WORK TO COMPLETE
Copy every line from the data below in which the string "title" can be found.

TASK INPUTS
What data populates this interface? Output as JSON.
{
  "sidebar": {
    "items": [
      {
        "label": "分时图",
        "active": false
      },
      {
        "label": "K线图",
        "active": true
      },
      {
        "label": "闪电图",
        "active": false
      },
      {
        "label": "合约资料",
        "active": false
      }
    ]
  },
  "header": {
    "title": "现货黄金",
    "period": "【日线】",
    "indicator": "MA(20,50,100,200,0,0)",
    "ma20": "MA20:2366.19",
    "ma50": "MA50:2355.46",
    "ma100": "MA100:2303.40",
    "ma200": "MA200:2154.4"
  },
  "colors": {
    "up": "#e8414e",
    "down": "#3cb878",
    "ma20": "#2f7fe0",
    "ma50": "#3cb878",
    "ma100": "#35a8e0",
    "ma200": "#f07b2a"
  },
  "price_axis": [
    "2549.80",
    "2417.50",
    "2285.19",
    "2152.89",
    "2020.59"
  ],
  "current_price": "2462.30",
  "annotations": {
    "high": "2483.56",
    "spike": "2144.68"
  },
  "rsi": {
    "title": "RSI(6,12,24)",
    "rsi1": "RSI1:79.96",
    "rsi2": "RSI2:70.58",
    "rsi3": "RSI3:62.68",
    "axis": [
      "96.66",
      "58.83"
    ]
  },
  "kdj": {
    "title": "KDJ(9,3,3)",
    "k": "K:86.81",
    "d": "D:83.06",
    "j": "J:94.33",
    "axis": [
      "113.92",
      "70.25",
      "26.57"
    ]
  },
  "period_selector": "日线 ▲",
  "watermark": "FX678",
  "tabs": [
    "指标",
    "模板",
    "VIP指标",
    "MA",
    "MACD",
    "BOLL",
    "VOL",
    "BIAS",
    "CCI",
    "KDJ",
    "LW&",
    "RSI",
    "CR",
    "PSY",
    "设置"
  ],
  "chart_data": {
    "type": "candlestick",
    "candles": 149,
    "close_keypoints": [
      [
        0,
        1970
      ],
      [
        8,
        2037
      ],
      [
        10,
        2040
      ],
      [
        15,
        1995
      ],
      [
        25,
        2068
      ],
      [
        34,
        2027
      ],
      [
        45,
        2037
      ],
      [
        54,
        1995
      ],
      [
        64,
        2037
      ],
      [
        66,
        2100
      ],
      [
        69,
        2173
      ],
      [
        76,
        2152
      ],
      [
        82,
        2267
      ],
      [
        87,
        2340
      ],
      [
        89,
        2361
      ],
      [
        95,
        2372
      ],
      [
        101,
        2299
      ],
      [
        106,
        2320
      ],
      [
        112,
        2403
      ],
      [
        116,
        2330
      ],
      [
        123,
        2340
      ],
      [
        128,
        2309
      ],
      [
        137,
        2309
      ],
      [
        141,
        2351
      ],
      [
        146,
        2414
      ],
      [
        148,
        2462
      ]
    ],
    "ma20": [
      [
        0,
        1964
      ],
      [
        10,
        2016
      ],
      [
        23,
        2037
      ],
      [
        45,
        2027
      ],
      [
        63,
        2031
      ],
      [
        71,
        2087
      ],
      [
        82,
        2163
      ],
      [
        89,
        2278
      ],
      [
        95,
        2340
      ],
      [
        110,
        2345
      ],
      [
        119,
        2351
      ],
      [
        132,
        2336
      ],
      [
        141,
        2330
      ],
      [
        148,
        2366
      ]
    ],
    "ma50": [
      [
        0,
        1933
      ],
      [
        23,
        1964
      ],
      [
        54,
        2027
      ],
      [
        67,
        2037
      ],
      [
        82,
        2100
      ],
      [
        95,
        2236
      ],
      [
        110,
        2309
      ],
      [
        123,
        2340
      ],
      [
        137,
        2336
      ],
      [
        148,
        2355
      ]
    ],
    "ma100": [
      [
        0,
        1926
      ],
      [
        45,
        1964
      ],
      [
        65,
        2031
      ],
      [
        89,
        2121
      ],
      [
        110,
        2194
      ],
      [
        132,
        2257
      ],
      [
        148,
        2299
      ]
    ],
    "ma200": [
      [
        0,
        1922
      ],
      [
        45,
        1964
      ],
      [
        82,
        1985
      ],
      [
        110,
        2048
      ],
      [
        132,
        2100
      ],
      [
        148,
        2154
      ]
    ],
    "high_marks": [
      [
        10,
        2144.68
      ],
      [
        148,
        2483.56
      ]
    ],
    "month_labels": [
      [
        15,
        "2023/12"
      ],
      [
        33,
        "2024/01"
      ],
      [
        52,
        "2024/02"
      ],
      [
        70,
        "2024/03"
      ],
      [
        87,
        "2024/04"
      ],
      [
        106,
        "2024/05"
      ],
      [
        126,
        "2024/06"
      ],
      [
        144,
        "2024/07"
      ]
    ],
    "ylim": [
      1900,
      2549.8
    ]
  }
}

REPLY TO THE EXERCISE
    "title": "现货黄金",
    "title": "RSI(6,12,24)",
    "title": "KDJ(9,3,3)",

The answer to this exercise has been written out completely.